- _Text block_:
--- Begin ---

I got the full name from GameFAQs; in the States, it was just known as Samurai Shodown II, just maybe the bestest fighting game ever. There has never been a true console port, and that's a darn, darn shame. The closest has been a combined port of Sam Spirits I and II to PS1 (see entry 246), but they had to chop that one up a good deal to get it to play on the PS1.
 
So, here we are, the big kahuna. What makes it so special? What I like most is the timing of the moves. Big chops come out slow, and with a big recovery time, and when they hit, the action sort of freezes or slows, and the characters hold their hitting/hit pose, with a big thick sword-slicing sound, and then someone goes flying dramatically backwards, a big chunk dropping off their life meter. Heck, you can even cut people and scenery right in half, if you swing just right.
 
The characters have a certain solidity and weight to them that the series lost after this installment. Take Earthquake, for instance: nearly filling the screen with his bulk, this is one fat sprite, and after one look at his rolling girth butt-bouncing his tiny opponents to death, you'll know this game isn't fooling around.
 
The medieval Japanese backgrounds burst with color and animation, covering a wide variety of areas such as flowing wheat fields, sumptuous palace interiors, and winter bamboo forests.
 
All the characters have a lot of very expressive voice effects. The sound effects are all very beefy; you can tell by the sound what strength sword-stroke was made, and whether it whiffed, hit, was blocked, or whatever. And the music is just, well, pretty much classic in the medieval Japanese action game genre.
 
The characters are expressive in more than just voice, with unique moves, timings, styles, stances, and everything else. Each has their own stage. They come in a huge variety, from the grim one-eyed swordsman Jubei to the little monkey girl with a boomerang, Cham Cham.
 
Super moves are rare, and incredibly memorable when pulled off. The game flashes the moves required to do them sometimes, in the corners below the health meters. The lion's share of the fighting, though, comes down to good ol' slashing and blocking, and the clashing sound of the weapons, the stabbing sounds, the back and forth across the stages never seems to get old.

--- End ---

- _Exercise input_:
--- Begin ---

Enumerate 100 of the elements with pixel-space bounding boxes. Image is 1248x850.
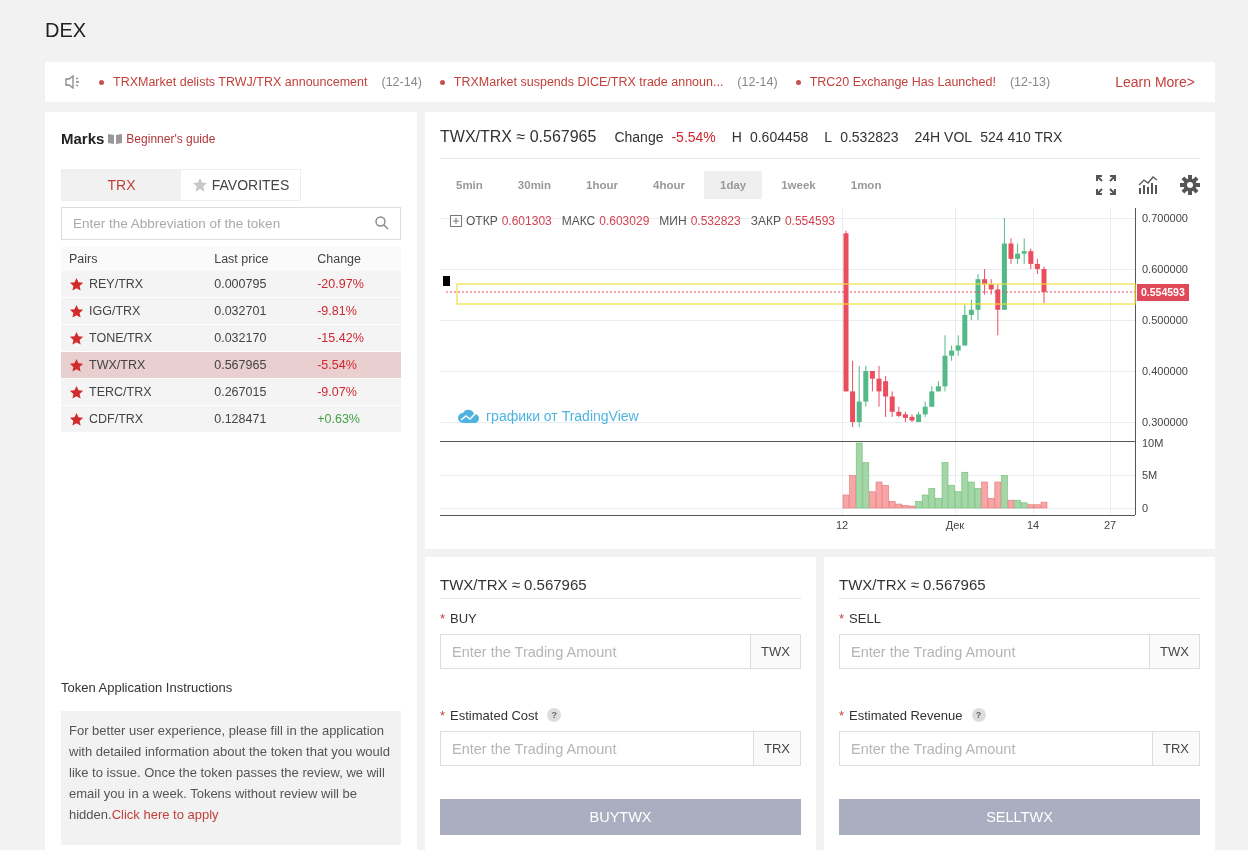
speaker-icon <box>65 75 81 89</box>
announcement-date: (12-14) <box>737 75 778 89</box>
instructions-text: For better user experience, please fill in the application with detailed information about the token that you would like to issue. Once the token passes the review, we will email you in a week. Tokens without review will be hidden.Click here to apply <box>61 711 401 845</box>
change-cell: -20.97% <box>309 271 401 298</box>
change-cell: -9.81% <box>309 297 401 325</box>
star-icon[interactable] <box>69 384 84 400</box>
amount-input-field[interactable]: Enter the Trading Amount <box>440 731 754 766</box>
legend-label: МИН <box>659 214 687 228</box>
apply-link[interactable]: Click here to apply <box>111 807 219 822</box>
instructions-title: Token Application Instructions <box>61 680 234 695</box>
change-cell: +0.63% <box>309 405 401 433</box>
volume-axis-label: 5M <box>1142 469 1158 481</box>
search-field[interactable]: Enter the Abbreviation of the token <box>61 207 401 240</box>
time-axis-label: Дек <box>945 519 965 531</box>
legend-value: 0.554593 <box>784 214 835 228</box>
last-price-cell: 0.128471 <box>206 405 310 433</box>
price-axis-label: 0.600000 <box>1142 263 1188 275</box>
stat-label: L <box>824 129 833 145</box>
help-icon[interactable]: ? <box>547 708 562 722</box>
legend-value: 0.603029 <box>599 214 650 228</box>
page-title: DEX <box>45 17 88 43</box>
learn-more-link[interactable]: Learn More> <box>1115 74 1195 90</box>
announcement-date: (12-14) <box>381 75 422 89</box>
interval-tab[interactable]: 1week <box>765 171 832 199</box>
last-price-cell: 0.567965 <box>206 351 310 379</box>
book-icon <box>108 133 123 144</box>
pair-name: CDF/TRX <box>89 412 144 426</box>
pair-name: TWX/TRX <box>89 358 146 372</box>
current-price-tag: 0.554593 <box>1137 284 1189 301</box>
stat-label: H <box>731 129 742 145</box>
required-mark: * <box>440 610 446 626</box>
pair-name: IGG/TRX <box>89 304 141 318</box>
search-icon <box>375 216 389 230</box>
last-price-cell: 0.032170 <box>206 324 310 352</box>
market-tab[interactable]: TRX <box>62 170 181 200</box>
last-price-cell: 0.032701 <box>206 297 310 325</box>
star-icon[interactable] <box>69 303 84 319</box>
panel-title: Marks <box>61 130 105 147</box>
volume-axis-label: 0 <box>1142 502 1149 514</box>
stat-label: 24H VOL <box>914 129 973 145</box>
announcement-link[interactable]: TRC20 Exchange Has Launched! <box>809 75 996 89</box>
legend-label: МАКС <box>561 214 596 228</box>
announcement-link[interactable]: TRXMarket delists TRWJ/TRX announcement <box>113 75 368 89</box>
help-icon[interactable]: ? <box>971 708 986 722</box>
pair-price: TWX/TRX ≈ 0.567965 <box>440 571 801 599</box>
interval-tab[interactable]: 1mon <box>834 171 898 199</box>
last-price-cell: 0.267015 <box>206 378 310 406</box>
price-axis-label: 0.700000 <box>1142 212 1188 224</box>
cloud-icon <box>458 409 480 423</box>
pair-name: TONE/TRX <box>89 331 152 345</box>
time-axis-label: 14 <box>1026 519 1040 531</box>
field-label: BUY <box>450 610 477 626</box>
required-mark: * <box>839 707 845 723</box>
interval-tab[interactable]: 30min <box>501 171 568 199</box>
price-axis-label: 0.300000 <box>1142 416 1188 428</box>
required-mark: * <box>839 610 845 626</box>
change-cell: -5.54% <box>309 351 401 379</box>
amount-input-field[interactable]: Enter the Trading Amount <box>839 731 1153 766</box>
time-axis-label: 12 <box>835 519 849 531</box>
time-axis-label: 27 <box>1103 519 1117 531</box>
legend-label: ЗАКР <box>750 214 781 228</box>
fullscreen-icon[interactable] <box>1096 175 1116 195</box>
bullet-dot <box>439 79 445 85</box>
star-icon[interactable] <box>69 411 84 427</box>
pair-name: TERC/TRX <box>89 385 152 399</box>
column-header: Pairs <box>61 247 207 271</box>
stat-value: -5.54% <box>671 129 716 145</box>
beginners-guide-link[interactable]: Beginner's guide <box>126 131 216 146</box>
settings-icon[interactable] <box>1180 175 1200 195</box>
field-label: Estimated Cost <box>450 707 539 723</box>
unit-label: TWX <box>1150 634 1200 669</box>
star-icon[interactable] <box>69 330 84 346</box>
attribution-text: графики от TradingView <box>486 408 639 424</box>
interval-tab[interactable]: 4hour <box>637 171 701 199</box>
stat-value: 0.532823 <box>840 129 899 145</box>
indicators-icon[interactable] <box>1138 176 1158 194</box>
unit-label: TRX <box>1153 731 1200 766</box>
bullet-dot <box>795 79 801 85</box>
plus-box-icon[interactable] <box>450 215 462 227</box>
required-mark: * <box>440 707 446 723</box>
amount-input-field[interactable]: Enter the Trading Amount <box>839 634 1151 669</box>
price-axis-label: 0.500000 <box>1142 314 1188 326</box>
announcement-date: (12-13) <box>1009 75 1051 89</box>
last-price-cell: 0.000795 <box>206 271 310 298</box>
stat-value: 524 410 TRX <box>980 129 1063 145</box>
price-axis-label: 0.400000 <box>1142 365 1188 377</box>
star-icon[interactable] <box>69 276 84 292</box>
legend-label: ОТКР <box>466 214 498 228</box>
stat-label: Change <box>614 129 664 145</box>
legend-value: 0.532823 <box>690 214 741 228</box>
column-header: Last price <box>206 247 310 271</box>
announcement-link[interactable]: TRXMarket suspends DICE/TRX trade announ... <box>453 75 724 89</box>
amount-input-field[interactable]: Enter the Trading Amount <box>440 634 752 669</box>
interval-tab[interactable]: 1day <box>704 171 763 199</box>
interval-tab[interactable]: 1hour <box>570 171 635 199</box>
star-icon <box>191 177 208 193</box>
unit-label: TWX <box>751 634 801 669</box>
interval-tab[interactable]: 5min <box>440 171 499 199</box>
unit-label: TRX <box>754 731 801 766</box>
star-icon[interactable] <box>69 357 84 373</box>
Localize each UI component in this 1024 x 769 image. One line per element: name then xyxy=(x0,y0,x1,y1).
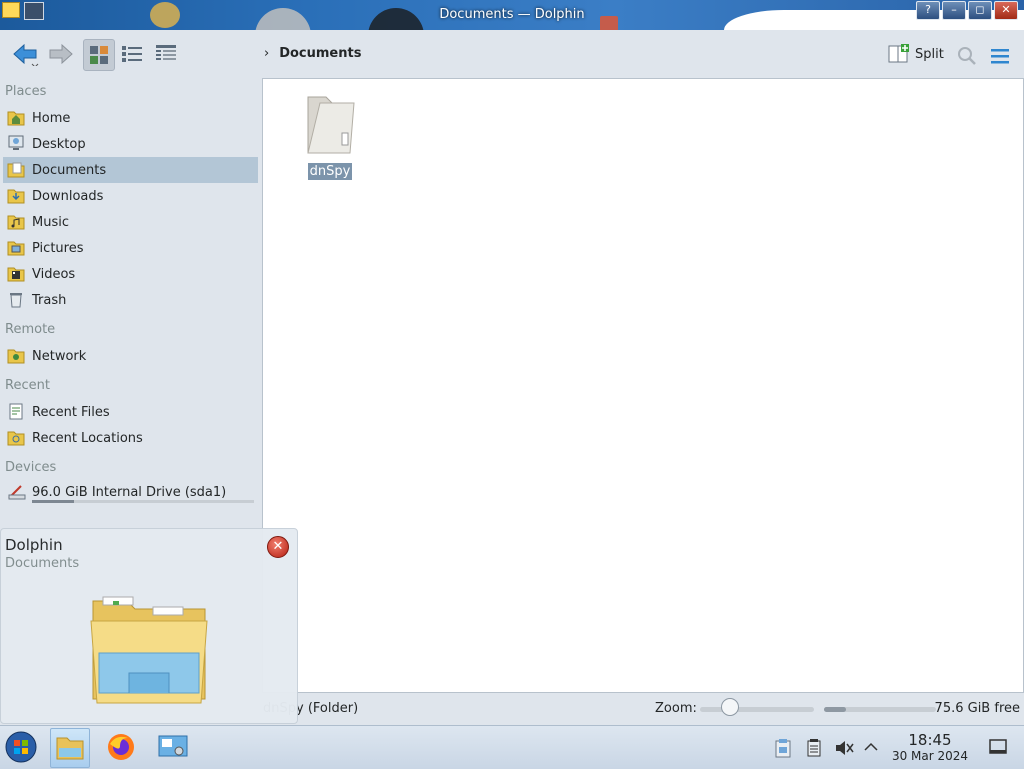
free-space-fill xyxy=(824,707,847,712)
folder-name: dnSpy xyxy=(307,163,353,180)
volume-muted-icon[interactable] xyxy=(834,738,854,762)
trash-icon xyxy=(7,290,27,310)
status-bar: dnSpy (Folder) Zoom: 75.6 GiB free xyxy=(262,696,1024,722)
help-button[interactable]: ? xyxy=(916,1,940,20)
taskbar-system-settings[interactable] xyxy=(154,728,192,766)
taskbar: 18:45 30 Mar 2024 xyxy=(0,725,1024,769)
menu-button[interactable] xyxy=(988,42,1012,70)
home-folder-icon xyxy=(7,108,27,128)
zoom-slider-handle[interactable] xyxy=(720,698,739,716)
close-window-button[interactable]: ✕ xyxy=(994,1,1018,20)
compact-view-icon xyxy=(122,46,142,62)
forward-button[interactable] xyxy=(44,40,76,68)
pictures-folder-icon xyxy=(7,238,27,258)
firefox-icon xyxy=(108,734,134,760)
icons-view-button[interactable] xyxy=(83,39,115,71)
start-orb-icon xyxy=(5,731,37,763)
file-explorer-folder-icon xyxy=(90,596,208,704)
folder-item-dnspy[interactable]: dnSpy xyxy=(301,89,359,180)
taskbar-file-manager[interactable] xyxy=(50,728,90,768)
maximize-button[interactable]: ◻ xyxy=(968,1,992,20)
hamburger-menu-icon xyxy=(991,49,1009,64)
recent-files-icon xyxy=(7,402,27,422)
window-title: Documents — Dolphin xyxy=(439,7,585,22)
section-header-devices: Devices xyxy=(5,460,57,475)
downloads-folder-icon xyxy=(7,186,27,206)
clock[interactable]: 18:45 30 Mar 2024 xyxy=(888,731,972,763)
tooltip-app-name: Dolphin xyxy=(5,536,63,554)
tray-expand-icon[interactable] xyxy=(862,738,880,760)
network-folder-icon xyxy=(7,346,27,366)
drive-usage-fill xyxy=(32,500,75,503)
sidebar-item-home[interactable]: Home xyxy=(3,105,258,131)
free-space-text: 75.6 GiB free xyxy=(934,701,1020,716)
details-view-icon xyxy=(156,45,176,60)
breadcrumb-item-documents[interactable]: Documents xyxy=(279,46,361,61)
music-folder-icon xyxy=(7,212,27,232)
desktop-icon xyxy=(7,134,27,154)
toolbar: › Documents Split xyxy=(0,30,1024,78)
start-button[interactable] xyxy=(2,728,40,766)
close-icon[interactable]: ✕ xyxy=(267,536,289,558)
task-preview-tooltip[interactable]: Dolphin Documents ✕ xyxy=(0,528,298,724)
search-button[interactable] xyxy=(956,42,978,70)
breadcrumb: › Documents xyxy=(264,46,361,61)
minimize-button[interactable]: – xyxy=(942,1,966,20)
sidebar-item-desktop[interactable]: Desktop xyxy=(3,131,258,157)
clock-time: 18:45 xyxy=(908,731,952,749)
title-bar[interactable]: Documents — Dolphin ? – ◻ ✕ xyxy=(0,0,1024,30)
sidebar-item-videos[interactable]: Videos xyxy=(3,261,258,287)
window-controls: ? – ◻ ✕ xyxy=(916,1,1018,20)
search-icon xyxy=(958,47,976,65)
sidebar-item-trash[interactable]: Trash xyxy=(3,287,258,313)
sidebar-item-network[interactable]: Network xyxy=(3,343,258,369)
back-button[interactable] xyxy=(10,40,42,68)
file-manager-icon xyxy=(56,737,84,760)
sidebar-item-recent-files[interactable]: Recent Files xyxy=(3,399,258,425)
recent-locations-icon xyxy=(7,428,27,448)
notes-icon[interactable] xyxy=(805,738,823,762)
system-settings-icon xyxy=(158,735,188,757)
free-space-bar xyxy=(824,707,936,712)
details-view-button[interactable] xyxy=(151,39,181,69)
sidebar-item-documents[interactable]: Documents xyxy=(3,157,258,183)
videos-folder-icon xyxy=(7,264,27,284)
split-label: Split xyxy=(915,46,944,62)
section-header-remote: Remote xyxy=(5,322,56,337)
compact-view-button[interactable] xyxy=(117,39,147,69)
back-arrow-icon xyxy=(13,43,39,66)
drive-icon xyxy=(7,482,27,502)
taskbar-firefox[interactable] xyxy=(102,728,140,766)
file-view[interactable]: dnSpy xyxy=(262,78,1024,693)
clipboard-icon[interactable] xyxy=(774,738,792,762)
places-panel: Places Home Desktop Documents Downloads … xyxy=(0,78,262,538)
sidebar-item-pictures[interactable]: Pictures xyxy=(3,235,258,261)
show-desktop-icon[interactable] xyxy=(988,738,1008,760)
breadcrumb-chevron-icon[interactable]: › xyxy=(264,46,269,61)
sidebar-item-downloads[interactable]: Downloads xyxy=(3,183,258,209)
tooltip-subtitle: Documents xyxy=(5,556,80,571)
icons-view-icon xyxy=(90,46,108,64)
sidebar-item-music[interactable]: Music xyxy=(3,209,258,235)
sidebar-item-recent-locations[interactable]: Recent Locations xyxy=(3,425,258,451)
folder-icon xyxy=(307,96,355,154)
section-header-places: Places xyxy=(5,84,47,99)
forward-arrow-icon xyxy=(49,43,73,65)
zoom-label: Zoom: xyxy=(655,701,697,716)
zoom-slider-track[interactable] xyxy=(700,707,814,712)
section-header-recent: Recent xyxy=(5,378,50,393)
documents-folder-icon xyxy=(7,160,27,180)
drive-usage-bar xyxy=(32,500,254,503)
clock-date: 30 Mar 2024 xyxy=(891,749,969,763)
split-view-icon xyxy=(888,44,909,63)
split-button[interactable]: Split xyxy=(888,44,944,64)
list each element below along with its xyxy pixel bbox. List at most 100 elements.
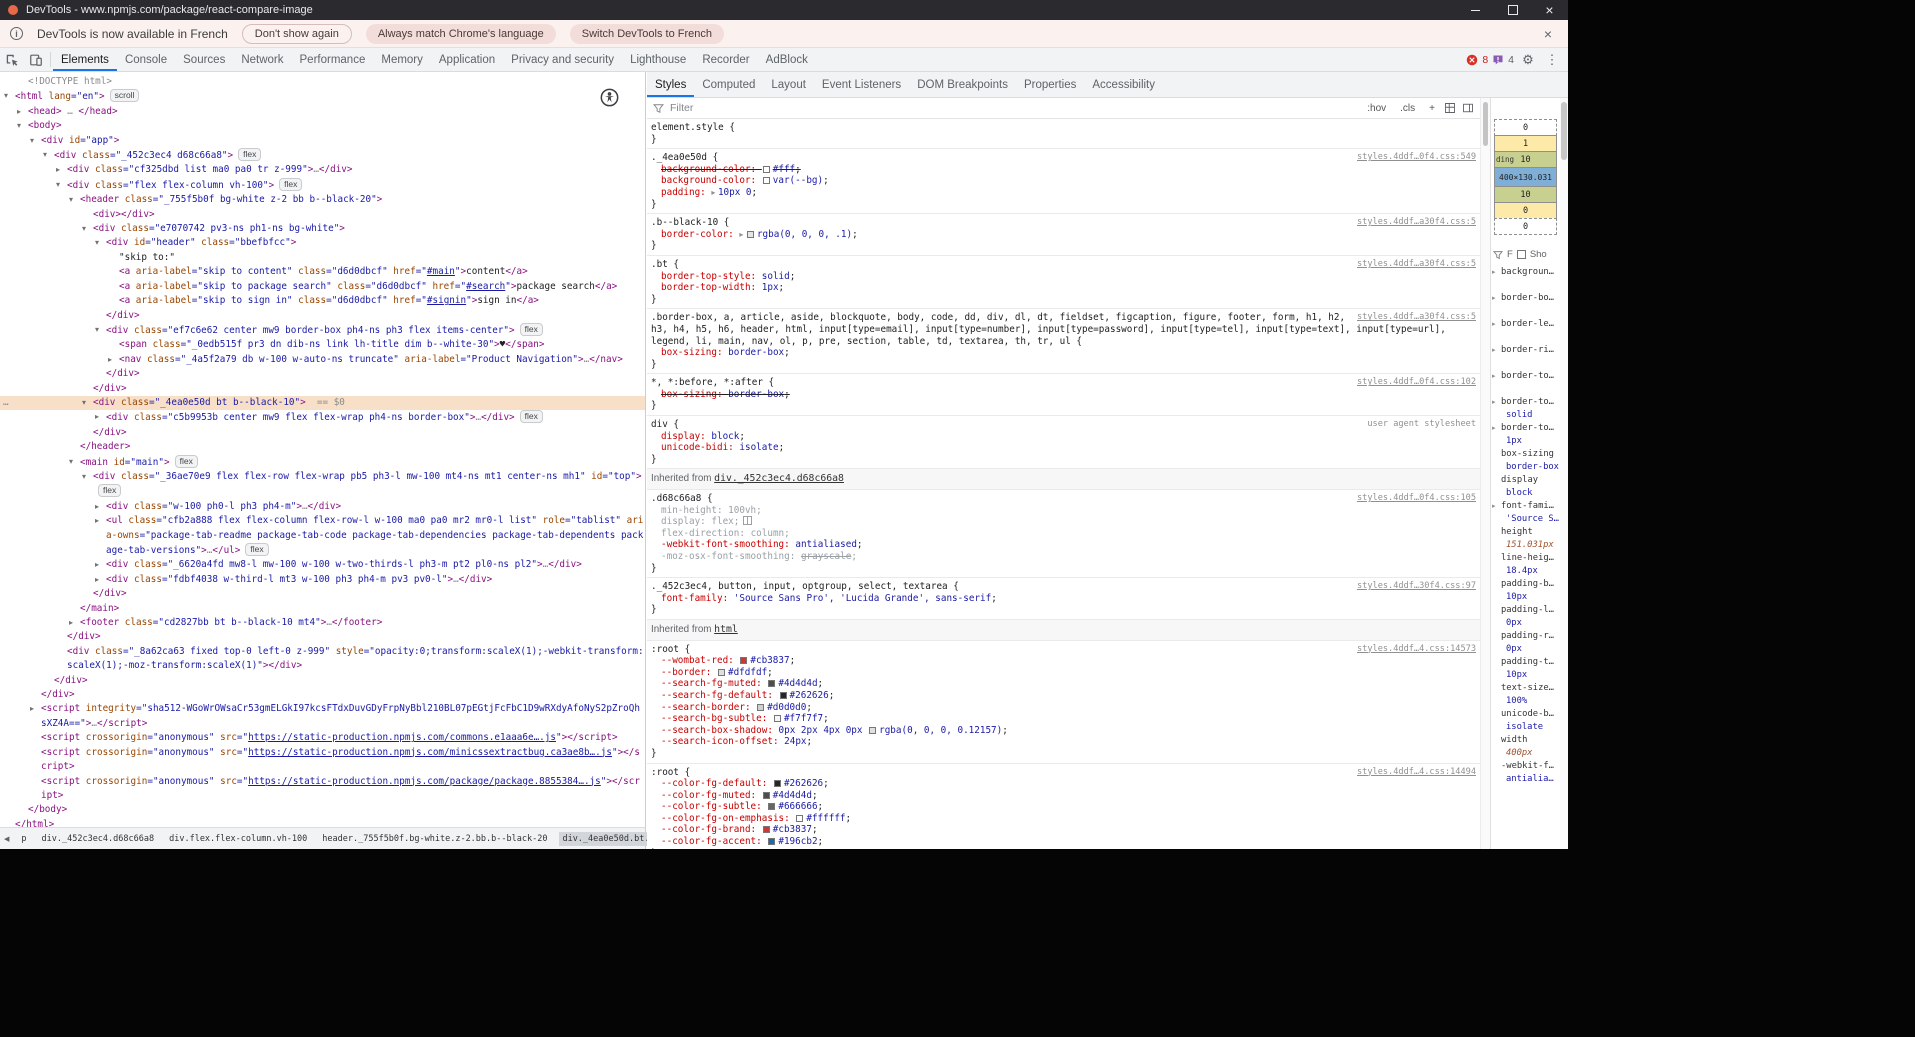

--- End ---

- _Given problem A_: Copy the Samurai Shodown II review from "The characters are" to "boomerang, Cham Cham.", switching "swordsman" to "samurai".
- _Given problem B_: Echo the rows from the line with "free-space-fill xyxy=(824,707,847,712)" to the line with "hamburger-menu-icon xyxy=(991,49,1009,64)", both included.

- _Task solution A_:
The characters are expressive in more than just voice, with unique moves, timings, styles, stances, and everything else. Each has their own stage. They come in a huge variety, from the grim one-eyed samurai Jubei to the little monkey girl with a boomerang, Cham Cham.

- _Task solution B_:
free-space-fill xyxy=(824,707,847,712)
folder-name: dnSpy xyxy=(307,163,353,180)
volume-muted-icon[interactable] xyxy=(834,738,854,762)
trash-icon xyxy=(7,290,27,310)
status-bar: dnSpy (Folder) Zoom: 75.6 GiB free xyxy=(262,696,1024,722)
help-button[interactable]: ? xyxy=(916,1,940,20)
taskbar-system-settings[interactable] xyxy=(154,728,192,766)
taskbar: 18:45 30 Mar 2024 xyxy=(0,725,1024,769)
menu-button[interactable] xyxy=(988,42,1012,70)
home-folder-icon xyxy=(7,108,27,128)
zoom-slider-handle[interactable] xyxy=(720,698,739,716)
close-window-button[interactable]: ✕ xyxy=(994,1,1018,20)
compact-view-icon xyxy=(122,46,142,62)
forward-button[interactable] xyxy=(44,40,76,68)
pictures-folder-icon xyxy=(7,238,27,258)
firefox-icon xyxy=(108,734,134,760)
icons-view-button[interactable] xyxy=(83,39,115,71)
start-orb-icon xyxy=(5,731,37,763)
file-explorer-folder-icon xyxy=(90,596,208,704)
folder-item-dnspy[interactable]: dnSpy xyxy=(301,89,359,180)
taskbar-file-manager[interactable] xyxy=(50,728,90,768)
maximize-button[interactable]: ◻ xyxy=(968,1,992,20)
hamburger-menu-icon xyxy=(991,49,1009,64)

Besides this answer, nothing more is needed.